Your goal:
Reproduce the records exactly.

Provided records:
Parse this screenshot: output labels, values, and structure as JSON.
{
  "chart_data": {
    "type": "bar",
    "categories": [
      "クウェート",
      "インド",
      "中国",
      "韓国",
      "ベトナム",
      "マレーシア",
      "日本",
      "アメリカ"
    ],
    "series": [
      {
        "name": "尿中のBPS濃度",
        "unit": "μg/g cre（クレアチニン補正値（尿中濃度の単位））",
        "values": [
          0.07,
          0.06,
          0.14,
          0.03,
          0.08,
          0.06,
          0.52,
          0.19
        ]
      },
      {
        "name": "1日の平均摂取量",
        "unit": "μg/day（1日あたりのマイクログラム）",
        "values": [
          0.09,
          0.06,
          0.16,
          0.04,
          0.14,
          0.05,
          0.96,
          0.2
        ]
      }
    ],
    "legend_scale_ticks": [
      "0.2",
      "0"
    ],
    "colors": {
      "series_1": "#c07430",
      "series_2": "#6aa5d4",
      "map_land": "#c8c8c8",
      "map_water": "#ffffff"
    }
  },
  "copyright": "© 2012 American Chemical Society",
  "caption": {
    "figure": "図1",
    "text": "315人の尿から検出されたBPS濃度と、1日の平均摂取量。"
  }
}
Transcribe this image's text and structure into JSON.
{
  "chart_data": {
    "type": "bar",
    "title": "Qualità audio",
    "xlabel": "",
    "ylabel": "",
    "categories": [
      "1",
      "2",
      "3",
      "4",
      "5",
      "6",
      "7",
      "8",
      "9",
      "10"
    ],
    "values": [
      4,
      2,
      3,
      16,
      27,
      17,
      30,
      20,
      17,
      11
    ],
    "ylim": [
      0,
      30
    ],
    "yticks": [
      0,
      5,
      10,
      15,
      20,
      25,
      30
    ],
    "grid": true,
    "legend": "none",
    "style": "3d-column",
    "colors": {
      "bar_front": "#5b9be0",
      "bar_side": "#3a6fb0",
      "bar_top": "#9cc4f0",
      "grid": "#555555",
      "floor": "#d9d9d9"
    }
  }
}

Correct answer:
Parse this screenshot: output labels, values, and structure as JSON.
{
  "chart_data": {
    "type": "bar",
    "categories": [
      "クウェート",
      "インド",
      "中国",
      "韓国",
      "ベトナム",
      "マレーシア",
      "日本",
      "アメリカ"
    ],
    "series": [
      {
        "name": "尿中のBPS濃度",
        "unit": "μg/g cre（クレアチニン補正値（尿中濃度の単位））",
        "values": [
          0.07,
          0.06,
          0.14,
          0.03,
          0.08,
          0.06,
          0.52,
          0.19
        ]
      },
      {
        "name": "1日の平均摂取量",
        "unit": "μg/day（1日あたりのマイクログラム）",
        "values": [
          0.09,
          0.06,
          0.16,
          0.04,
          0.14,
          0.05,
          0.96,
          0.2
        ]
      }
    ],
    "legend_scale_ticks": [
      "0.2",
      "0"
    ],
    "colors": {
      "series_1": "#c07430",
      "series_2": "#6aa5d4",
      "map_land": "#c8c8c8",
      "map_water": "#ffffff"
    }
  },
  "copyright": "© 2012 American Chemical Society",
  "caption": {
    "figure": "図1",
    "text": "315人の尿から検出されたBPS濃度と、1日の平均摂取量。"
  }
}
Transcribe this image's text and structure into JSON.
{
  "chart_data": {
    "type": "bar",
    "title": "Qualità audio",
    "xlabel": "",
    "ylabel": "",
    "categories": [
      "1",
      "2",
      "3",
      "4",
      "5",
      "6",
      "7",
      "8",
      "9",
      "10"
    ],
    "values": [
      4,
      2,
      3,
      16,
      27,
      17,
      30,
      20,
      17,
      11
    ],
    "ylim": [
      0,
      30
    ],
    "yticks": [
      0,
      5,
      10,
      15,
      20,
      25,
      30
    ],
    "grid": true,
    "legend": "none",
    "style": "3d-column",
    "colors": {
      "bar_front": "#5b9be0",
      "bar_side": "#3a6fb0",
      "bar_top": "#9cc4f0",
      "grid": "#555555",
      "floor": "#d9d9d9"
    }
  }
}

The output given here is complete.